Supplied records>
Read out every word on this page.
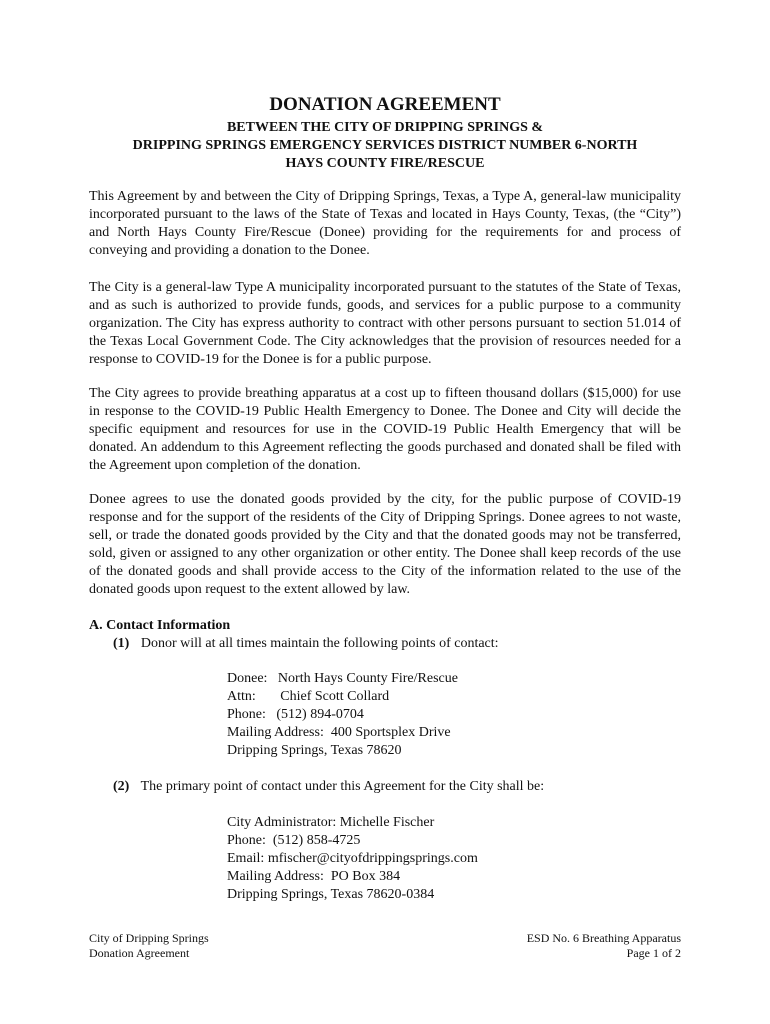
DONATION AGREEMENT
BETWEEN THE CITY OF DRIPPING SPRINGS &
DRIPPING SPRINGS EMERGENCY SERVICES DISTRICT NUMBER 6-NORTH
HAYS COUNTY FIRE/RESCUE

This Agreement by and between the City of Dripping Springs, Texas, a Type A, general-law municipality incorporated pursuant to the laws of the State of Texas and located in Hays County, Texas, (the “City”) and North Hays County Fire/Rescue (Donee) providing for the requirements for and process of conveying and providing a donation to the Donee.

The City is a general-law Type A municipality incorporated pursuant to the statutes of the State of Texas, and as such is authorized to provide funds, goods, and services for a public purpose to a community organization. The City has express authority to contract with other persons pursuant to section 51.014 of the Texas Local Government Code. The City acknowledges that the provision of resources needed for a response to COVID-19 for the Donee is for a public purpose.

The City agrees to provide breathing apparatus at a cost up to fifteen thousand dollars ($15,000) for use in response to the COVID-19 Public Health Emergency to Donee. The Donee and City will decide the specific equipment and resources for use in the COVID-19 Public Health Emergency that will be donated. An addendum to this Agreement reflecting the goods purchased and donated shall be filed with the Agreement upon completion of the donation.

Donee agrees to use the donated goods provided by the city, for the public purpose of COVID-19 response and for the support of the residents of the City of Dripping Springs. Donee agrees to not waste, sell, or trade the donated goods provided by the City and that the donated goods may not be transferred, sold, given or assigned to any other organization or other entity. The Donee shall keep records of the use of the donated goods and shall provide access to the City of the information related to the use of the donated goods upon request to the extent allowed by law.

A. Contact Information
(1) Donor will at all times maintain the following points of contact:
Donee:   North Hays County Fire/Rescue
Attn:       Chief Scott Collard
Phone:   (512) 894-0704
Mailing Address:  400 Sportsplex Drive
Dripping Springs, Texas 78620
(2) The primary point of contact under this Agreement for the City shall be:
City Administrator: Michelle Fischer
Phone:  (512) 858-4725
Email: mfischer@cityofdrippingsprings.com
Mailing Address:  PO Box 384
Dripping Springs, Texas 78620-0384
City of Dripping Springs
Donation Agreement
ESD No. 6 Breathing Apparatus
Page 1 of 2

==

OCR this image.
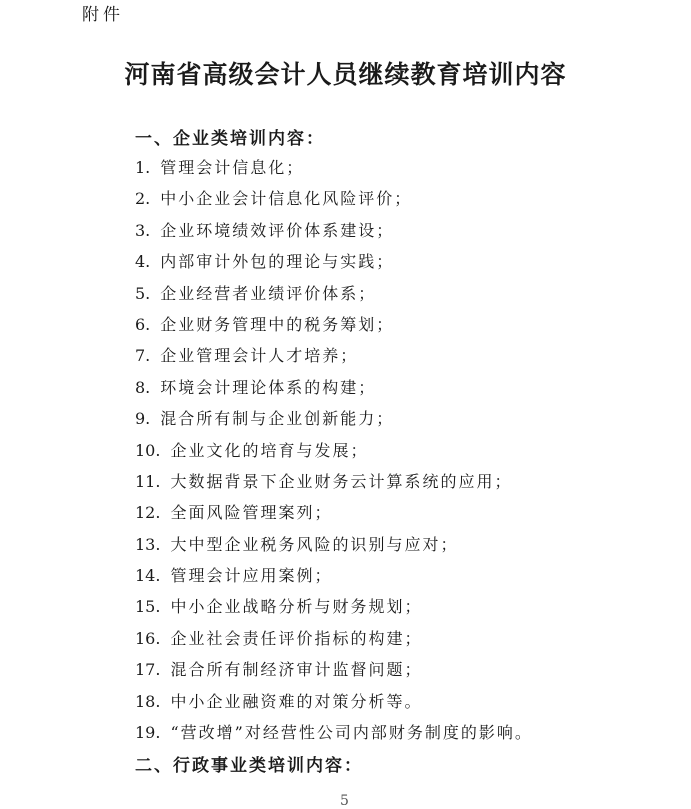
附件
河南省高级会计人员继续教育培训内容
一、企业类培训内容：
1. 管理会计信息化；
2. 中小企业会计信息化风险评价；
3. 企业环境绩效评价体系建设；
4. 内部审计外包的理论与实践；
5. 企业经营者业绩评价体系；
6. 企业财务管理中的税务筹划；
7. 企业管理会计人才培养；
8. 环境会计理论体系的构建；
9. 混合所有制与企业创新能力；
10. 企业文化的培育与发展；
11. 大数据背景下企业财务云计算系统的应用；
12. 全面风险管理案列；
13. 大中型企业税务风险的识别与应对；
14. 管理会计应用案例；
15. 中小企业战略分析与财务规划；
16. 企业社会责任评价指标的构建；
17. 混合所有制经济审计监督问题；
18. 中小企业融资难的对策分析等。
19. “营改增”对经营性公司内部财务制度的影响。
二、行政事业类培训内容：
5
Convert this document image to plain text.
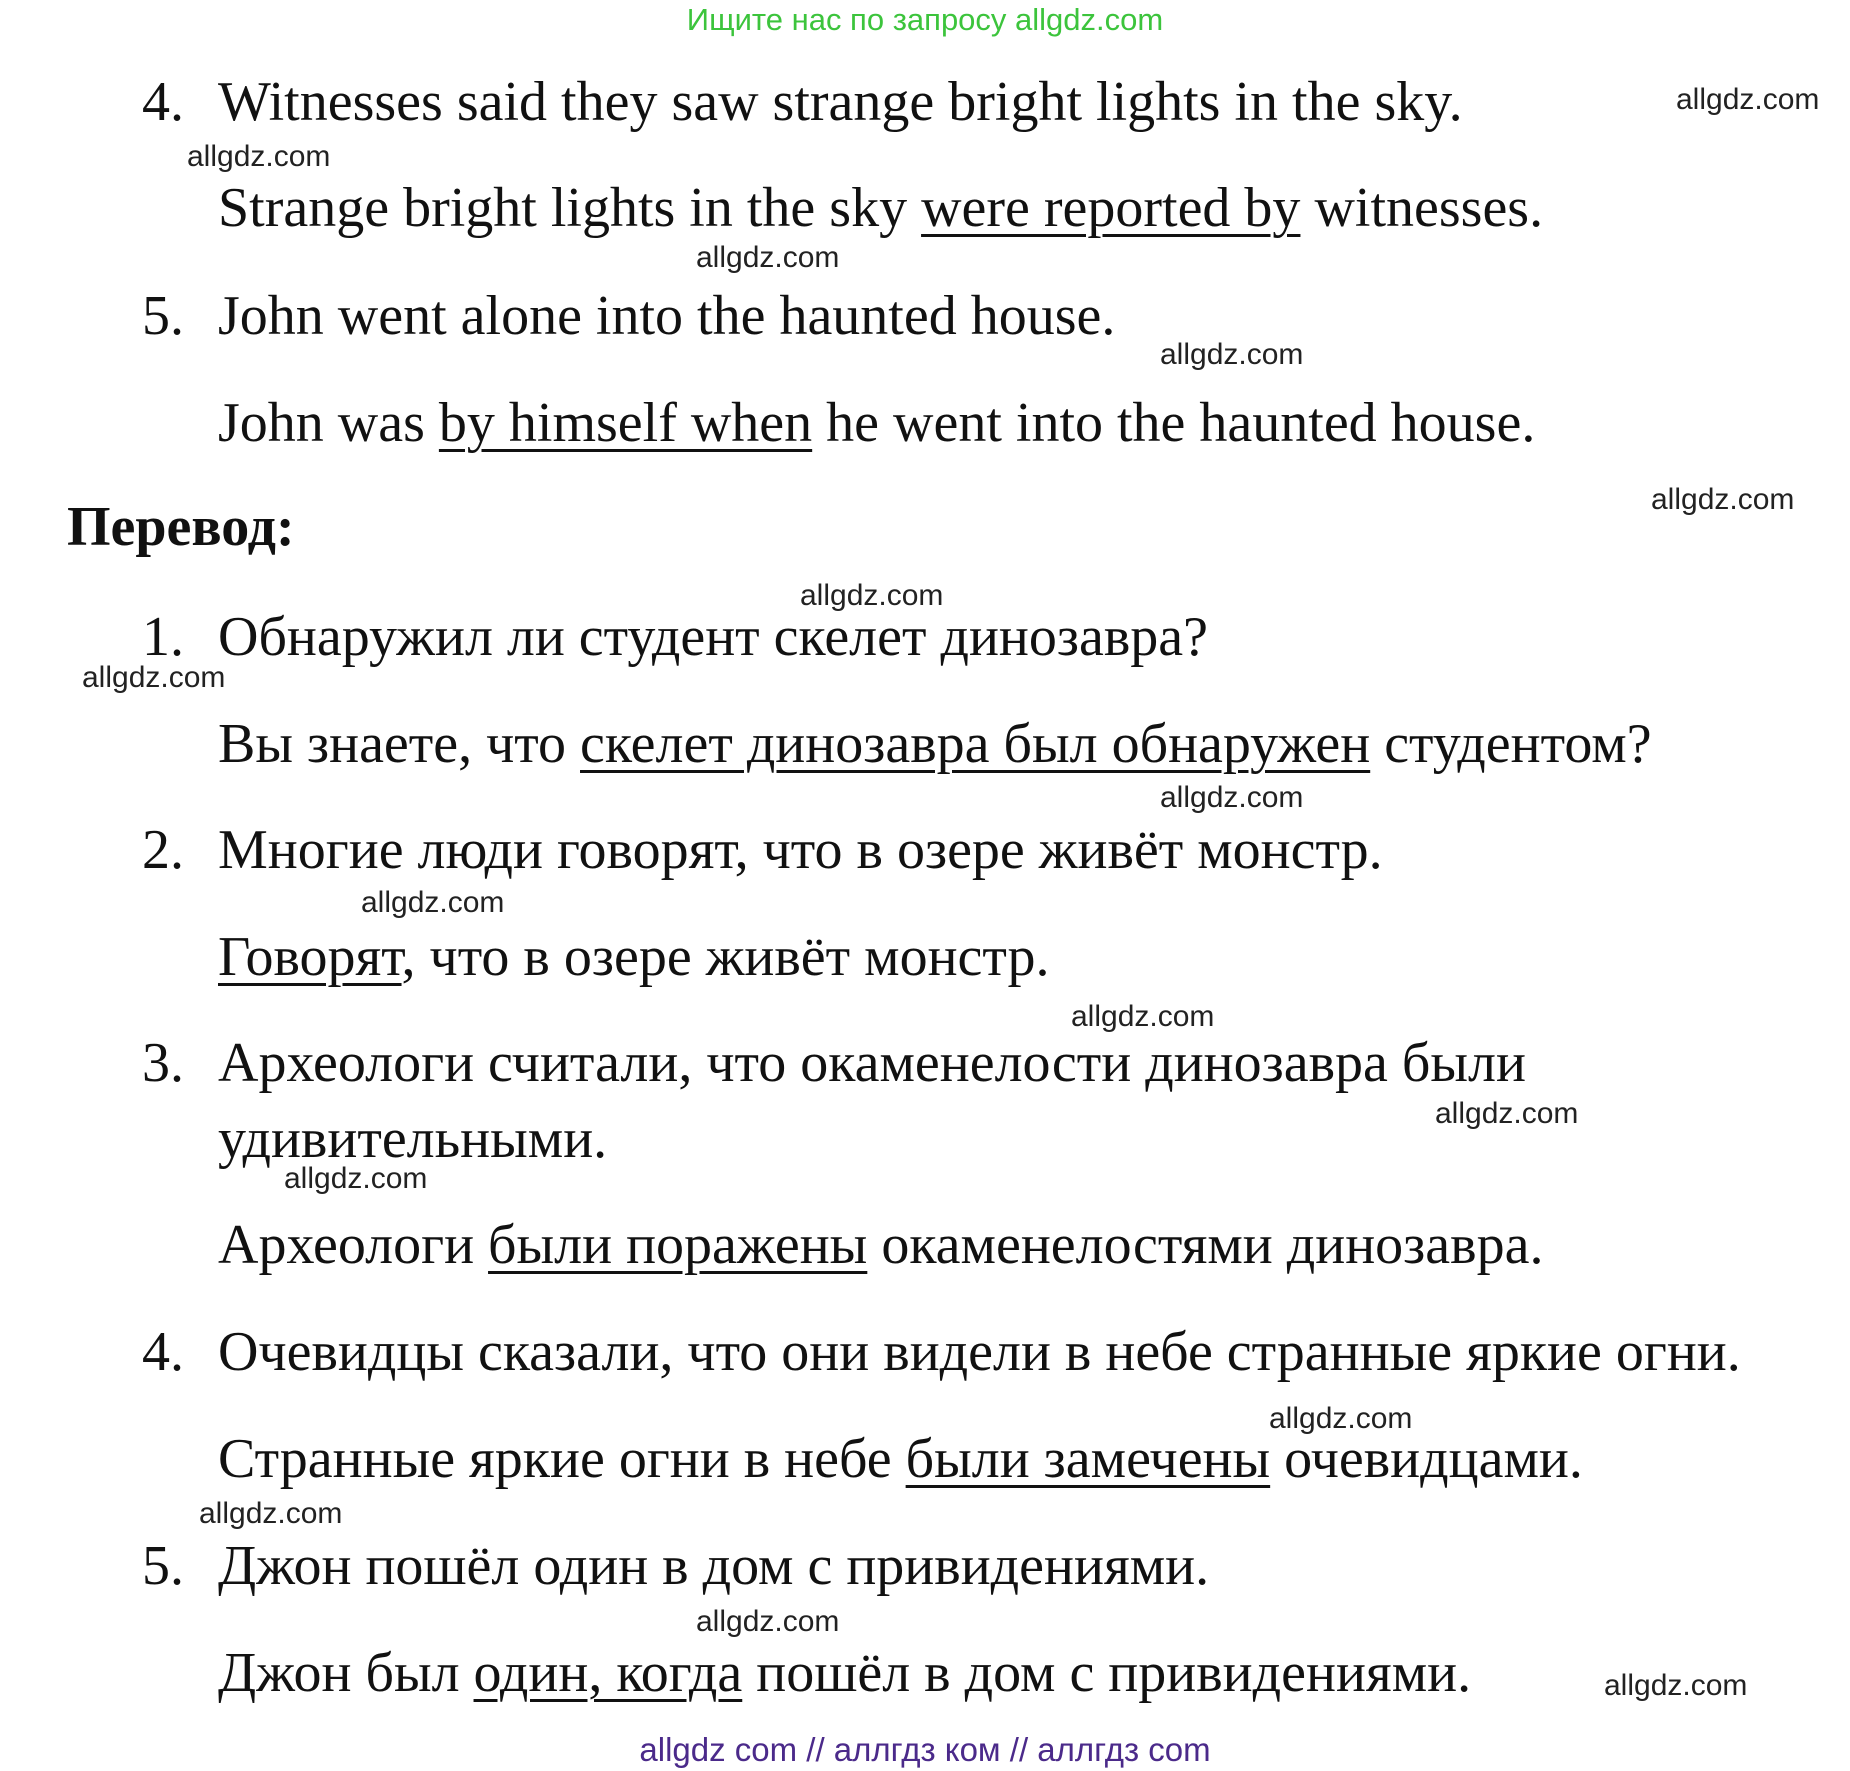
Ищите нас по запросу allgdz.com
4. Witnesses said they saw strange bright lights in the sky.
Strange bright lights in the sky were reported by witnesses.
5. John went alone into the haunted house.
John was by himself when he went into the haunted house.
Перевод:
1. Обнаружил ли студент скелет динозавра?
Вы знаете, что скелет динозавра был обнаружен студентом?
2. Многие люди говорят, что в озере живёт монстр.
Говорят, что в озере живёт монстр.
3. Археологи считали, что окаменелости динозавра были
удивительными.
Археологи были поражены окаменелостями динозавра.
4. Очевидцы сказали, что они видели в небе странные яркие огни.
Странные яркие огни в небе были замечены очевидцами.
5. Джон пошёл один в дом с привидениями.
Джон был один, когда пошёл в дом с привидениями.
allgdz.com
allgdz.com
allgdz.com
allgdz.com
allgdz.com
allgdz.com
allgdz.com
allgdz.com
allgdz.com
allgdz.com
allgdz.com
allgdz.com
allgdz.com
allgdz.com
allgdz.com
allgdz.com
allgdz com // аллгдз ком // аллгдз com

---

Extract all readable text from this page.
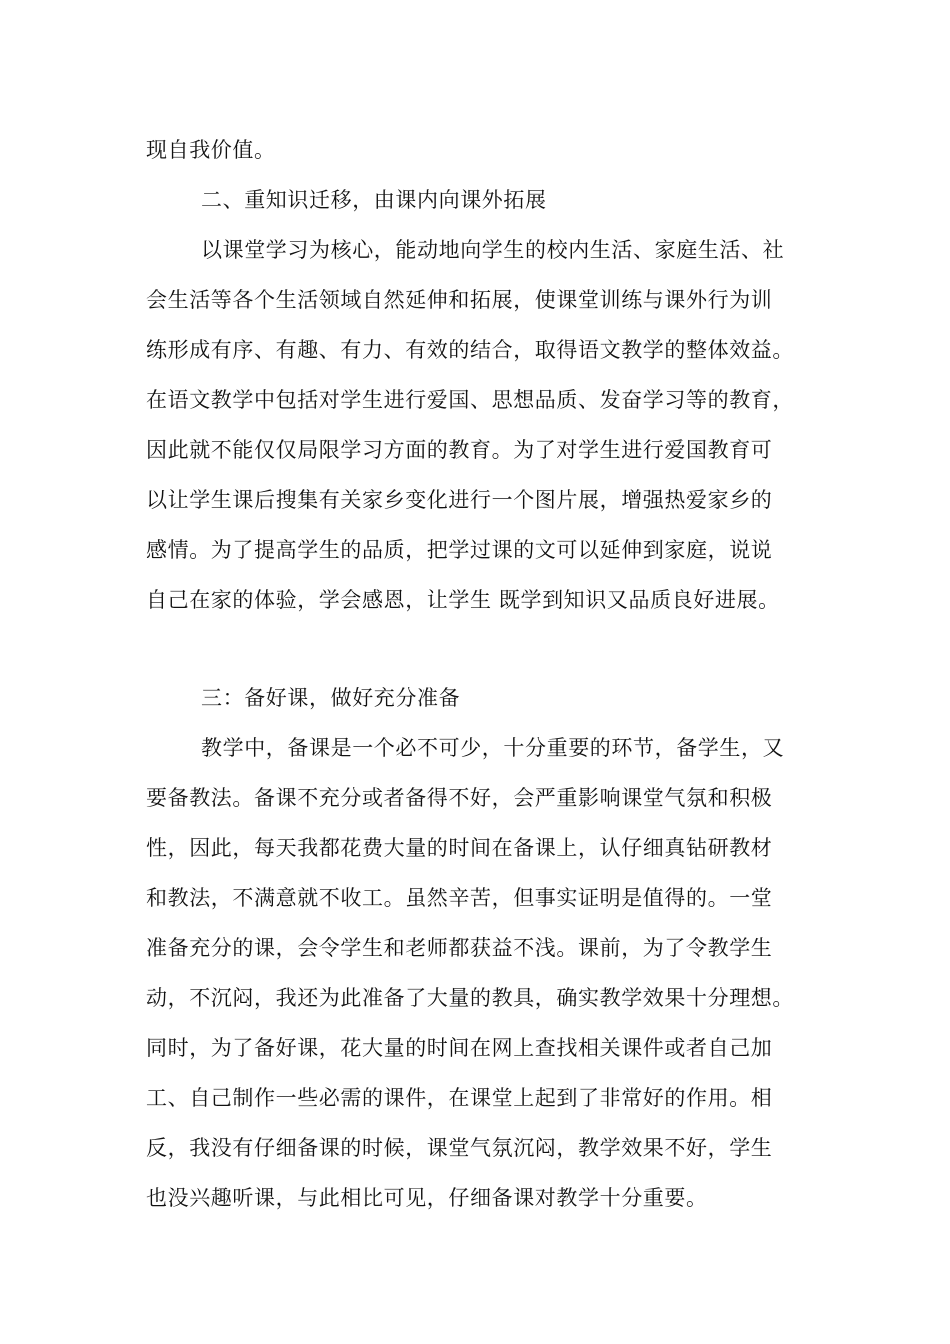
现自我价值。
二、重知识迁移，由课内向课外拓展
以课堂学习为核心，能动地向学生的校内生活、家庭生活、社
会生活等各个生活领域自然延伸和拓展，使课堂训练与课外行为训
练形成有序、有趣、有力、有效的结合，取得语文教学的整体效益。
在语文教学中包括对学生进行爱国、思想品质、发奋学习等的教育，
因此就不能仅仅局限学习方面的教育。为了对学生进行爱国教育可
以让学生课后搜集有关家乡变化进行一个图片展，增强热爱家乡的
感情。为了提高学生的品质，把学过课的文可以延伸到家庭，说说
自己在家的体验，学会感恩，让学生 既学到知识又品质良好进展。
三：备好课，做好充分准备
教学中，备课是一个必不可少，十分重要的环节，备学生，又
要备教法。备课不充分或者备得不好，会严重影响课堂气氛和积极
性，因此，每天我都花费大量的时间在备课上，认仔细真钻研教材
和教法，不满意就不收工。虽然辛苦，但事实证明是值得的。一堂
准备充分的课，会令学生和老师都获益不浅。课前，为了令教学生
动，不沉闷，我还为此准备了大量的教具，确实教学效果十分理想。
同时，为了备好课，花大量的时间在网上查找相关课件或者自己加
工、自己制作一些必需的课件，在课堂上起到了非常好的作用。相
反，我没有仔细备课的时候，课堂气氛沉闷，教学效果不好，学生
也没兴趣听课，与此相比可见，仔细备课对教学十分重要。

Do this> Report all lines of the data above that include the string "response".

Correct output>
The City is a general-law Type A municipality incorporated pursuant to the statutes of the State of Texas, and as such is authorized to provide funds, goods, and services for a public purpose to a community organization. The City has express authority to contract with other persons pursuant to section 51.014 of the Texas Local Government Code. The City acknowledges that the provision of resources needed for a response to COVID-19 for the Donee is for a public purpose.
The City agrees to provide breathing apparatus at a cost up to fifteen thousand dollars ($15,000) for use in response to the COVID-19 Public Health Emergency to Donee. The Donee and City will decide the specific equipment and resources for use in the COVID-19 Public Health Emergency that will be donated. An addendum to this Agreement reflecting the goods purchased and donated shall be filed with the Agreement upon completion of the donation.
Donee agrees to use the donated goods provided by the city, for the public purpose of COVID-19 response and for the support of the residents of the City of Dripping Springs. Donee agrees to not waste, sell, or trade the donated goods provided by the City and that the donated goods may not be transferred, sold, given or assigned to any other organization or other entity. The Donee shall keep records of the use of the donated goods and shall provide access to the City of the information related to the use of the donated goods upon request to the extent allowed by law.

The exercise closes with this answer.